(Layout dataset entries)
^^^^^^^^^^^^^^^^

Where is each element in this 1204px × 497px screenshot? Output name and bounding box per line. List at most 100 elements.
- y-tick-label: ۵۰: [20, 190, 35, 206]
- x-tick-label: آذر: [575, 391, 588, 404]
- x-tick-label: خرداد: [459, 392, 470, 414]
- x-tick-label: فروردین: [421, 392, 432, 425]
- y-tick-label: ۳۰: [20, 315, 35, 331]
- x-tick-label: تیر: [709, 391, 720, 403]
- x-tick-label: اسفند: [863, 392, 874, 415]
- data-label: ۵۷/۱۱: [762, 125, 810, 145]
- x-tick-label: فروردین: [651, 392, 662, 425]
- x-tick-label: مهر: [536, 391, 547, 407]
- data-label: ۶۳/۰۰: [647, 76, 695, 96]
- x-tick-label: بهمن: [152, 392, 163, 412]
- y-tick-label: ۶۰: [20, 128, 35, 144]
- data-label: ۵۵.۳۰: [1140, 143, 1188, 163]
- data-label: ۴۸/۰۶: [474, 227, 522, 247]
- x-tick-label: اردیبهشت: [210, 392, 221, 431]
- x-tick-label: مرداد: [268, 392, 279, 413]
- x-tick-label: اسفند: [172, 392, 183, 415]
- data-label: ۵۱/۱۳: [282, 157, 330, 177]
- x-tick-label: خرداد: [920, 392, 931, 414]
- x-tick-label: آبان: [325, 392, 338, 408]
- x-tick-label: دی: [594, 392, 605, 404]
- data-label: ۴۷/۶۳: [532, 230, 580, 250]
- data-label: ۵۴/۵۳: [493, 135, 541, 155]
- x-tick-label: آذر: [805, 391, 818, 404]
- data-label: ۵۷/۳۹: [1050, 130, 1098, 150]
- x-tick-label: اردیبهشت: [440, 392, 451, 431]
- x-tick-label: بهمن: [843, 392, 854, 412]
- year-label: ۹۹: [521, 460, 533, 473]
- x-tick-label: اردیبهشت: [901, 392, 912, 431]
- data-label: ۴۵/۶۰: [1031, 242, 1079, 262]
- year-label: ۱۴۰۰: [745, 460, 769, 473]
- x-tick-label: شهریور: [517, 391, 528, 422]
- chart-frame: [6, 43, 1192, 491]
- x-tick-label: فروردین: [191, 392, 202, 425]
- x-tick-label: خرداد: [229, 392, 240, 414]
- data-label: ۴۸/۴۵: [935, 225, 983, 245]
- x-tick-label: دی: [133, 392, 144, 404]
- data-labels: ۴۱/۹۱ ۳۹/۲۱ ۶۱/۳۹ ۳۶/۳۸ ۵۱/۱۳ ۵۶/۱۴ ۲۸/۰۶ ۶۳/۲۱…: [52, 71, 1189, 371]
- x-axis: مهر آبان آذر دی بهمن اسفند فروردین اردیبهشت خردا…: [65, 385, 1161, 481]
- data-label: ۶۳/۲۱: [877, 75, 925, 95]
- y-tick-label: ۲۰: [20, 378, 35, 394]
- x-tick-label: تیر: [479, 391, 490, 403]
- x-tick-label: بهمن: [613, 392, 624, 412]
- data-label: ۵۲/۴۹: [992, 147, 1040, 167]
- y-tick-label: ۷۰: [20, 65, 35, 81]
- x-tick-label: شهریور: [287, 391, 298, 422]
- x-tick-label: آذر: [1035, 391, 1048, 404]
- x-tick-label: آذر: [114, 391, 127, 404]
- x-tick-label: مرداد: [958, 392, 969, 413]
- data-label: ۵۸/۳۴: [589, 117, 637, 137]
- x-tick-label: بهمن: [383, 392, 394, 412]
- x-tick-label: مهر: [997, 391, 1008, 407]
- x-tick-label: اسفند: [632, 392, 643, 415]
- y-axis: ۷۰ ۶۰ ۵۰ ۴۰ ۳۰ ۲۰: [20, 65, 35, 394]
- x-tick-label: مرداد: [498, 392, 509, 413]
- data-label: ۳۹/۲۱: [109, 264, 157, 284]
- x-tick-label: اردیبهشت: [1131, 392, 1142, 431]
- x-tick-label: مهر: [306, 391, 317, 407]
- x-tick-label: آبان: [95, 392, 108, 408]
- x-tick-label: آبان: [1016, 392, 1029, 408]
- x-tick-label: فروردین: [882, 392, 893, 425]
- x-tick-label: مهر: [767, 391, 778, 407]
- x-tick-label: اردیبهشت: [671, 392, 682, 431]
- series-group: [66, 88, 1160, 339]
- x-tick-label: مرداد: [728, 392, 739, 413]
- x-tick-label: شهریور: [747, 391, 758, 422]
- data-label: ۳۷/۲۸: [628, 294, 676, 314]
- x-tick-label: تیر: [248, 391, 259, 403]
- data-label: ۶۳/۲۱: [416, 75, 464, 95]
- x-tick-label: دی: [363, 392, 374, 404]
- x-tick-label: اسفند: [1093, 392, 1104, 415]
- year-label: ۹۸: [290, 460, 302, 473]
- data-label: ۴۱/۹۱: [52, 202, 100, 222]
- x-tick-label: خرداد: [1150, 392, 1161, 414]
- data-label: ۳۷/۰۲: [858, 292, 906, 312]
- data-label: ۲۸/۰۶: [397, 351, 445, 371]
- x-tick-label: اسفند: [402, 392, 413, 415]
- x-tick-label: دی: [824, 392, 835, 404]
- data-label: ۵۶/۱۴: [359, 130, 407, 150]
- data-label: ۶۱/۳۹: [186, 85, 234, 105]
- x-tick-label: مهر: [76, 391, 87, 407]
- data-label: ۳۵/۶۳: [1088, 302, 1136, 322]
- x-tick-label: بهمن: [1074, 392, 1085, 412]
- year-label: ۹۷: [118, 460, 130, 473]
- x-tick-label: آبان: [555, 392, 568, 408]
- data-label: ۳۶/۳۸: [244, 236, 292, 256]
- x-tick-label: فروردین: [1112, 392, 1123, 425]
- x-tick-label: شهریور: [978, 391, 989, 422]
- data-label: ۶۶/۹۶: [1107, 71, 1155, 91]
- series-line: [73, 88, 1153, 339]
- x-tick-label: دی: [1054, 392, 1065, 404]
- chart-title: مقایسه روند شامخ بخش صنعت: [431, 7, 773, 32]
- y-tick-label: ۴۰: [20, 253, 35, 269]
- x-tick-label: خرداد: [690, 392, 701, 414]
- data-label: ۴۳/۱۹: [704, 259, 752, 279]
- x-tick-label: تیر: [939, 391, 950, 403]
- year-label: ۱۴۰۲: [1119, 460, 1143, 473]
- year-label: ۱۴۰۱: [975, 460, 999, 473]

^^^^^^^^^^^^^^^^

(STATED EXERCISE): Give every line of the material above as a JSON list of strings, one string per line, and leave out any blank lines.

(RESULT FOR THIS EXERCISE):
[
  "Where is each element in this 1204px × 497px screenshot? Output name and bounding box per line. List at most 100 elements.",
  "- y-tick-label: ۵۰: [20, 190, 35, 206]",
  "- x-tick-label: آذر: [575, 391, 588, 404]",
  "- x-tick-label: خرداد: [459, 392, 470, 414]",
  "- x-tick-label: فروردین: [421, 392, 432, 425]",
  "- y-tick-label: ۳۰: [20, 315, 35, 331]",
  "- x-tick-label: تیر: [709, 391, 720, 403]",
  "- x-tick-label: اسفند: [863, 392, 874, 415]",
  "- data-label: ۵۷/۱۱: [762, 125, 810, 145]",
  "- x-tick-label: فروردین: [651, 392, 662, 425]",
  "- x-tick-label: مهر: [536, 391, 547, 407]",
  "- data-label: ۶۳/۰۰: [647, 76, 695, 96]",
  "- x-tick-label: بهمن: [152, 392, 163, 412]",
  "- y-tick-label: ۶۰: [20, 128, 35, 144]",
  "- data-label: ۵۵.۳۰: [1140, 143, 1188, 163]",
  "- data-label: ۴۸/۰۶: [474, 227, 522, 247]",
  "- x-tick-label: اردیبهشت: [210, 392, 221, 431]",
  "- x-tick-label: مرداد: [268, 392, 279, 413]",
  "- x-tick-label: اسفند: [172, 392, 183, 415]",
  "- data-label: ۵۱/۱۳: [282, 157, 330, 177]",
  "- x-tick-label: خرداد: [920, 392, 931, 414]",
  "- x-tick-label: آبان: [325, 392, 338, 408]",
  "- x-tick-label: دی: [594, 392, 605, 404]",
  "- data-label: ۴۷/۶۳: [532, 230, 580, 250]",
  "- data-label: ۵۴/۵۳: [493, 135, 541, 155]",
  "- x-tick-label: آذر: [805, 391, 818, 404]",
  "- data-label: ۵۷/۳۹: [1050, 130, 1098, 150]",
  "- x-tick-label: اردیبهشت: [440, 392, 451, 431]",
  "- x-tick-label: بهمن: [843, 392, 854, 412]",
  "- year-label: ۹۹: [521, 460, 533, 473]",
  "- x-tick-label: اردیبهشت: [901, 392, 912, 431]",
  "- data-label: ۴۵/۶۰: [1031, 242, 1079, 262]",
  "- year-label: ۱۴۰۰: [745, 460, 769, 473]",
  "- x-tick-label: شهریور: [517, 391, 528, 422]",
  "- chart-frame: [6, 43, 1192, 491]",
  "- x-tick-label: فروردین: [191, 392, 202, 425]",
  "- x-tick-label: خرداد: [229, 392, 240, 414]",
  "- data-label: ۴۸/۴۵: [935, 225, 983, 245]",
  "- x-tick-label: دی: [133, 392, 144, 404]",
  "- data-labels: ۴۱/۹۱ ۳۹/۲۱ ۶۱/۳۹ ۳۶/۳۸ ۵۱/۱۳ ۵۶/۱۴ ۲۸/۰۶ ۶۳/۲۱…: [52, 71, 1189, 371]",
  "- x-axis: مهر آبان آذر دی بهمن اسفند فروردین اردیبهشت خردا…: [65, 385, 1161, 481]",
  "- data-label: ۶۳/۲۱: [877, 75, 925, 95]",
  "- y-tick-label: ۲۰: [20, 378, 35, 394]",
  "- x-tick-label: تیر: [479, 391, 490, 403]",
  "- x-tick-label: بهمن: [613, 392, 624, 412]",
  "- data-label: ۵۲/۴۹: [992, 147, 1040, 167]",
  "- y-tick-label: ۷۰: [20, 65, 35, 81]",
  "- x-tick-label: شهریور: [287, 391, 298, 422]",
  "- x-tick-label: آذر: [1035, 391, 1048, 404]",
  "- x-tick-label: آذر: [114, 391, 127, 404]",
  "- x-tick-label: مرداد: [958, 392, 969, 413]",
  "- data-label: ۵۸/۳۴: [589, 117, 637, 137]",
  "- x-tick-label: بهمن: [383, 392, 394, 412]",
  "- x-tick-label: مهر: [997, 391, 1008, 407]",
  "- x-tick-label: اسفند: [632, 392, 643, 415]",
  "- y-axis: ۷۰ ۶۰ ۵۰ ۴۰ ۳۰ ۲۰: [20, 65, 35, 394]",
  "- x-tick-label: مرداد: [498, 392, 509, 413]",
  "- data-label: ۳۹/۲۱: [109, 264, 157, 284]",
  "- x-tick-label: اردیبهشت: [1131, 392, 1142, 431]",
  "- x-tick-label: مهر: [306, 391, 317, 407]",
  "- x-tick-label: آبان: [95, 392, 108, 408]",
  "- x-tick-label: آبان: [1016, 392, 1029, 408]",
  "- x-tick-label: فروردین: [882, 392, 893, 425]",
  "- x-tick-label: مهر: [767, 391, 778, 407]",
  "- x-tick-label: اردیبهشت: [671, 392, 682, 431]",
  "- series-group: [66, 88, 1160, 339]",
  "- x-tick-label: مرداد: [728, 392, 739, 413]",
  "- x-tick-label: شهریور: [747, 391, 758, 422]",
  "- data-label: ۳۷/۲۸: [628, 294, 676, 314]",
  "- x-tick-label: تیر: [248, 391, 259, 403]",
  "- data-label: ۶۳/۲۱: [416, 75, 464, 95]",
  "- x-tick-label: دی: [363, 392, 374, 404]",
  "- x-tick-label: اسفند: [1093, 392, 1104, 415]",
  "- year-label: ۹۸: [290, 460, 302, 473]",
  "- data-label: ۴۱/۹۱: [52, 202, 100, 222]",
  "- x-tick-label: خرداد: [1150, 392, 1161, 414]",
  "- data-label: ۳۷/۰۲: [858, 292, 906, 312]",
  "- data-label: ۲۸/۰۶: [397, 351, 445, 371]",
  "- x-tick-label: اسفند: [402, 392, 413, 415]",
  "- x-tick-label: دی: [824, 392, 835, 404]",
  "- data-label: ۵۶/۱۴: [359, 130, 407, 150]",
  "- data-label: ۶۱/۳۹: [186, 85, 234, 105]",
  "- x-tick-label: مهر: [76, 391, 87, 407]",
  "- data-label: ۳۵/۶۳: [1088, 302, 1136, 322]",
  "- x-tick-label: بهمن: [1074, 392, 1085, 412]",
  "- year-label: ۹۷: [118, 460, 130, 473]",
  "- x-tick-label: آبان: [555, 392, 568, 408]",
  "- data-label: ۳۶/۳۸: [244, 236, 292, 256]",
  "- x-tick-label: فروردین: [1112, 392, 1123, 425]",
  "- x-tick-label: شهریور: [978, 391, 989, 422]",
  "- data-label: ۶۶/۹۶: [1107, 71, 1155, 91]",
  "- series-line: [73, 88, 1153, 339]",
  "- x-tick-label: دی: [1054, 392, 1065, 404]",
  "- chart-title: مقایسه روند شامخ بخش صنعت: [431, 7, 773, 32]",
  "- y-tick-label: ۴۰: [20, 253, 35, 269]",
  "- x-tick-label: خرداد: [690, 392, 701, 414]",
  "- data-label: ۴۳/۱۹: [704, 259, 752, 279]",
  "- x-tick-label: تیر: [939, 391, 950, 403]",
  "- year-label: ۱۴۰۲: [1119, 460, 1143, 473]",
  "- year-label: ۱۴۰۱: [975, 460, 999, 473]"
]